▶ **Work to complete**: Give back the full listing verbatim, apart from its images.

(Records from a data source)
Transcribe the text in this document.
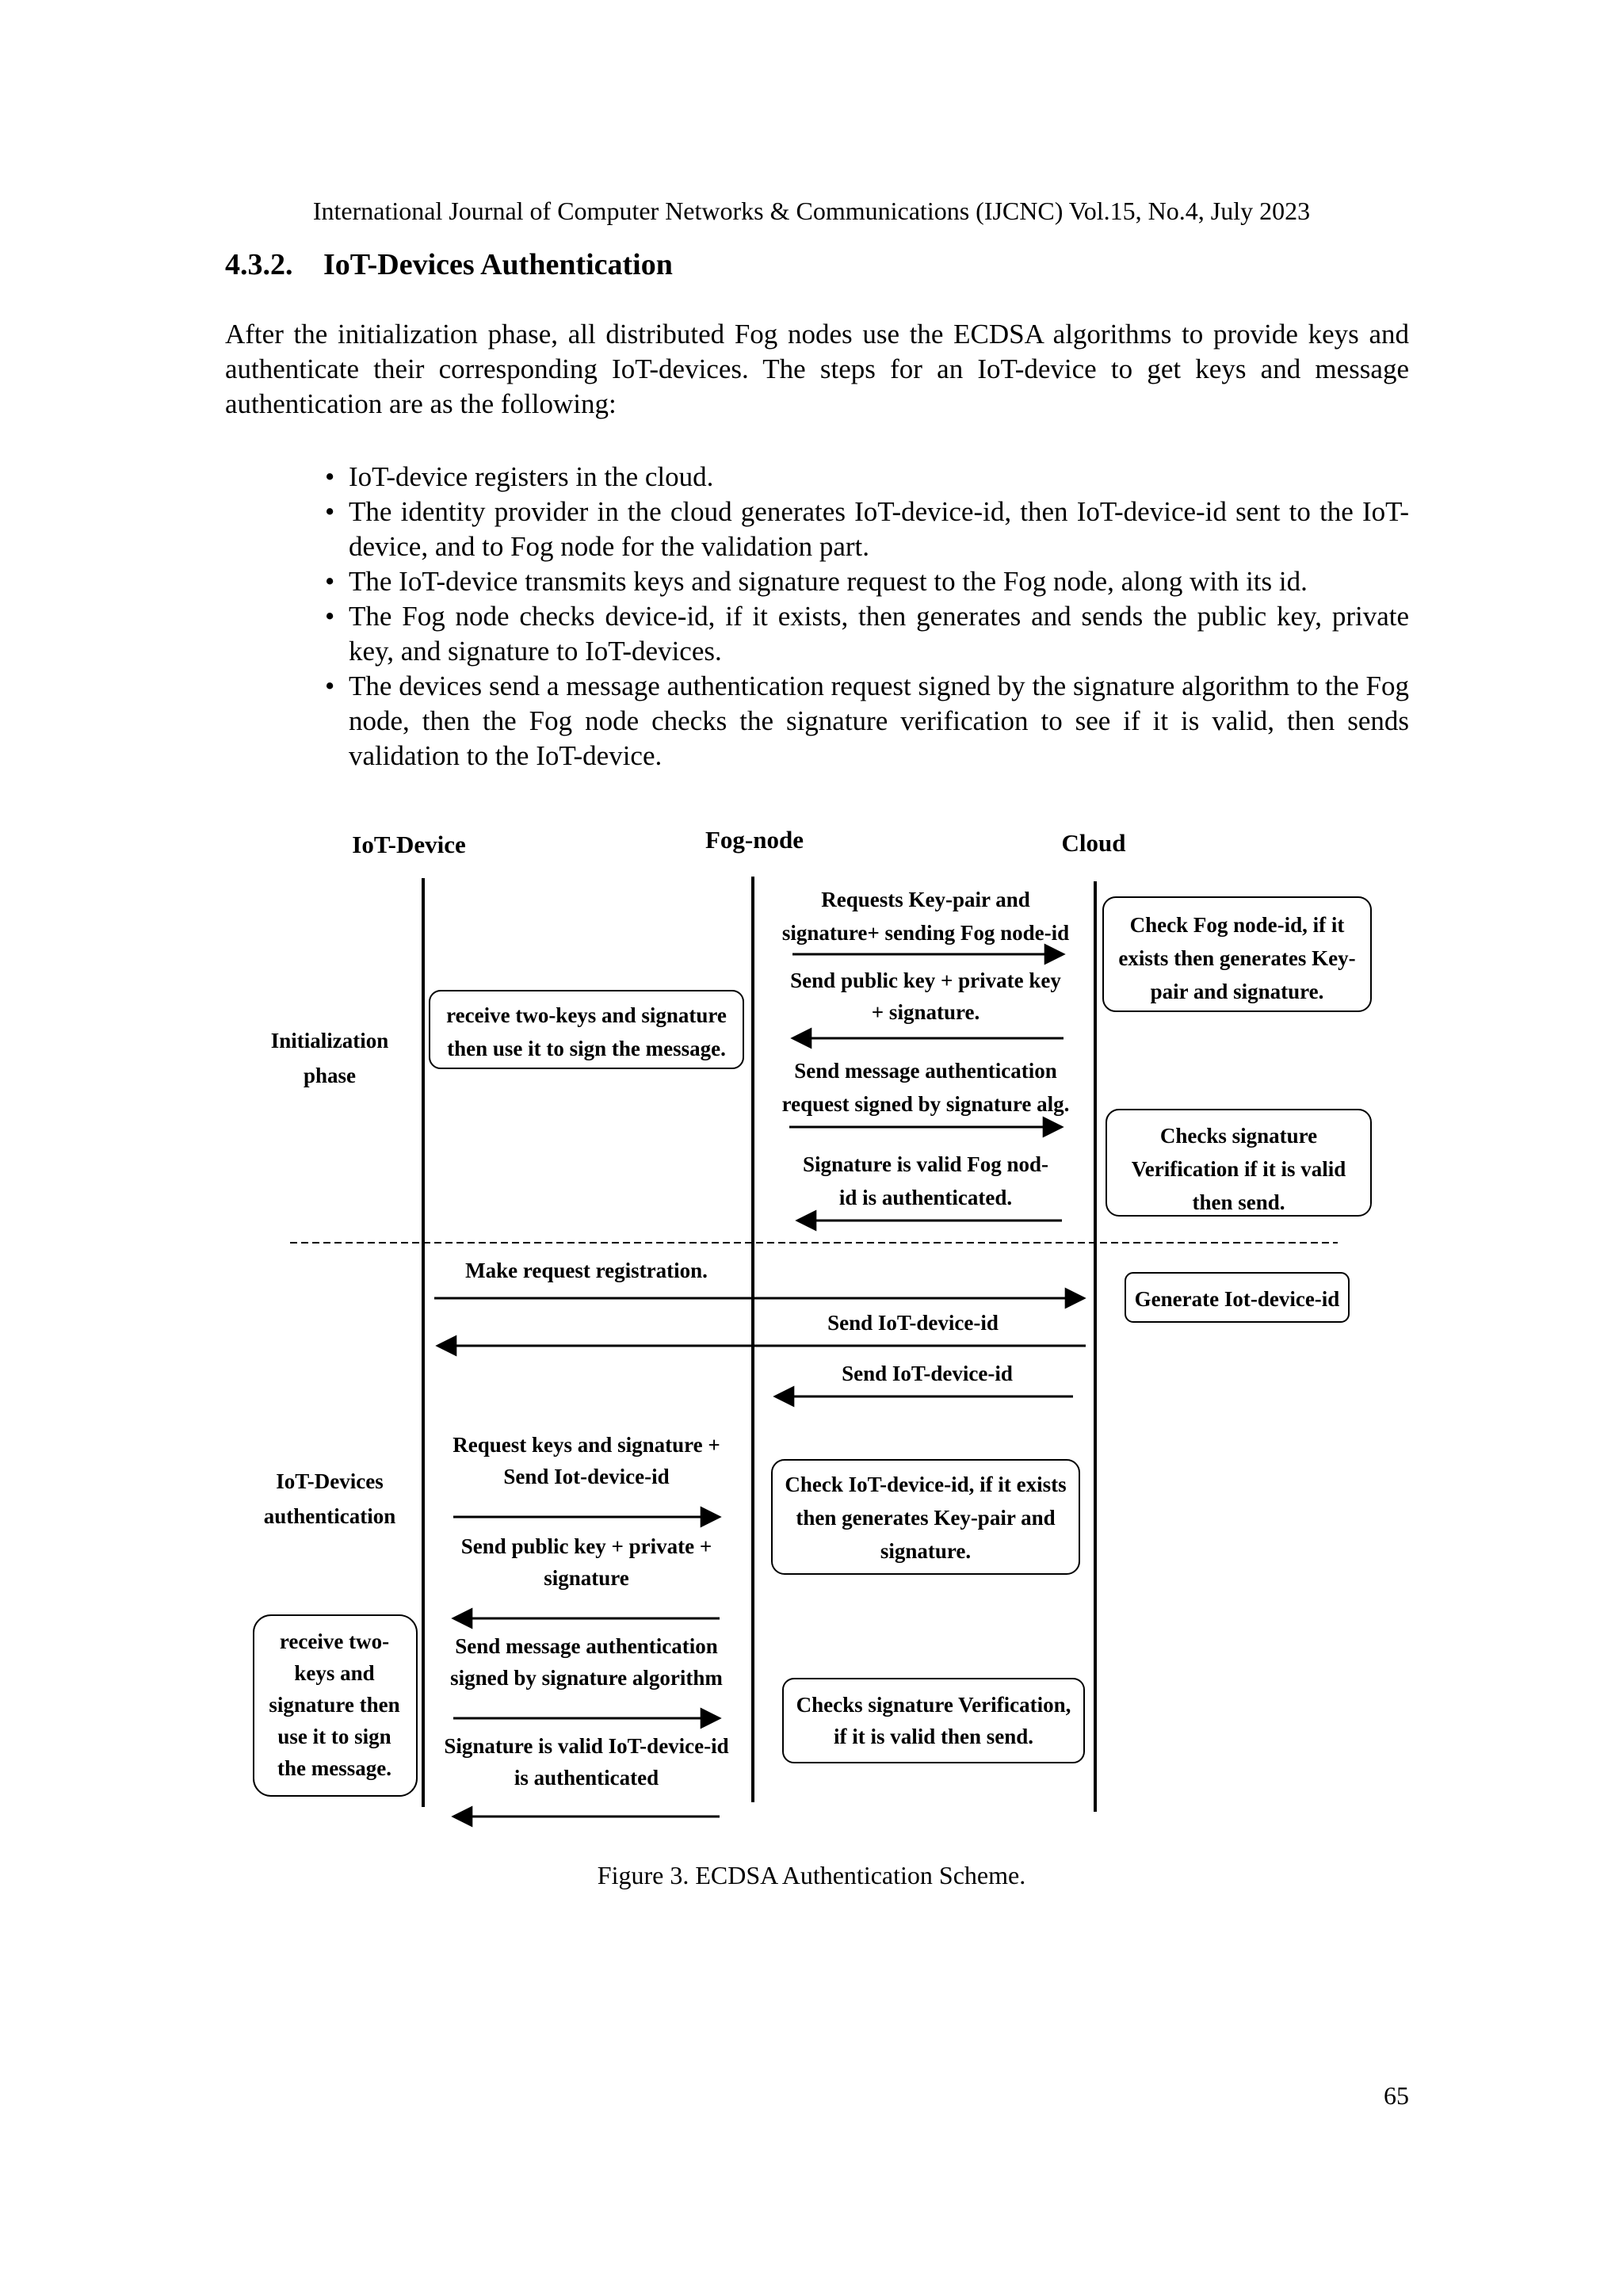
International Journal of Computer Networks & Communications (IJCNC) Vol.15, No.4, July 2023
4.3.2. IoT-Devices Authentication

After the initialization phase, all distributed Fog nodes use the ECDSA algorithms to provide keys and authenticate their corresponding IoT-devices. The steps for an IoT-device to get keys and message authentication are as the following:

• IoT-device registers in the cloud.
• The identity provider in the cloud generates IoT-device-id, then IoT-device-id sent to the IoT-device, and to Fog node for the validation part.
• The IoT-device transmits keys and signature request to the Fog node, along with its id.
• The Fog node checks device-id, if it exists, then generates and sends the public key, private key, and signature to IoT-devices.
• The devices send a message authentication request signed by the signature algorithm to the Fog node, then the Fog node checks the signature verification to see if it is valid, then sends validation to the IoT-device.
IoT-Device	Fog-node	Cloud
Initialization
phase
IoT-Devices
authentication
receive two-keys and signature
then use it to sign the message.
Requests Key-pair and
signature+ sending Fog node-id
Send public key + private key
+ signature.
Send message authentication
request signed by signature alg.
Signature is valid Fog nod-
id is authenticated.
Check Fog node-id, if it
exists then generates Key-
pair and signature.
Checks signature
Verification if it is valid
then send.
Make request registration.
Generate Iot-device-id
Send IoT-device-id
Send IoT-device-id
Request keys and signature +
Send Iot-device-id
Send public key + private +
signature
Send message authentication
signed by signature algorithm
Signature is valid IoT-device-id
is authenticated
Check IoT-device-id, if it exists
then generates Key-pair and
signature.
Checks signature Verification,
if it is valid then send.
receive two-
keys and
signature then
use it to sign
the message.
Figure 3. ECDSA Authentication Scheme.
65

▶ **Output of the exercise**:
Transcribe the text in this document.
International Journal of Computer Networks & Communications (IJCNC) Vol.15, No.4, July 2023
4.3.2. IoT-Devices Authentication

After the initialization phase, all distributed Fog nodes use the ECDSA algorithms to provide keys and authenticate their corresponding IoT-devices. The steps for an IoT-device to get keys and message authentication are as the following:

• IoT-device registers in the cloud.
• The identity provider in the cloud generates IoT-device-id, then IoT-device-id sent to the IoT-device, and to Fog node for the validation part.
• The IoT-device transmits keys and signature request to the Fog node, along with its id.
• The Fog node checks device-id, if it exists, then generates and sends the public key, private key, and signature to IoT-devices.
• The devices send a message authentication request signed by the signature algorithm to the Fog node, then the Fog node checks the signature verification to see if it is valid, then sends validation to the IoT-device.
IoT-Device	Fog-node	Cloud
Initialization
phase
IoT-Devices
authentication
receive two-keys and signature
then use it to sign the message.
Requests Key-pair and
signature+ sending Fog node-id
Send public key + private key
+ signature.
Send message authentication
request signed by signature alg.
Signature is valid Fog nod-
id is authenticated.
Check Fog node-id, if it
exists then generates Key-
pair and signature.
Checks signature
Verification if it is valid
then send.
Make request registration.
Generate Iot-device-id
Send IoT-device-id
Send IoT-device-id
Request keys and signature +
Send Iot-device-id
Send public key + private +
signature
Send message authentication
signed by signature algorithm
Signature is valid IoT-device-id
is authenticated
Check IoT-device-id, if it exists
then generates Key-pair and
signature.
Checks signature Verification,
if it is valid then send.
receive two-
keys and
signature then
use it to sign
the message.
Figure 3. ECDSA Authentication Scheme.
65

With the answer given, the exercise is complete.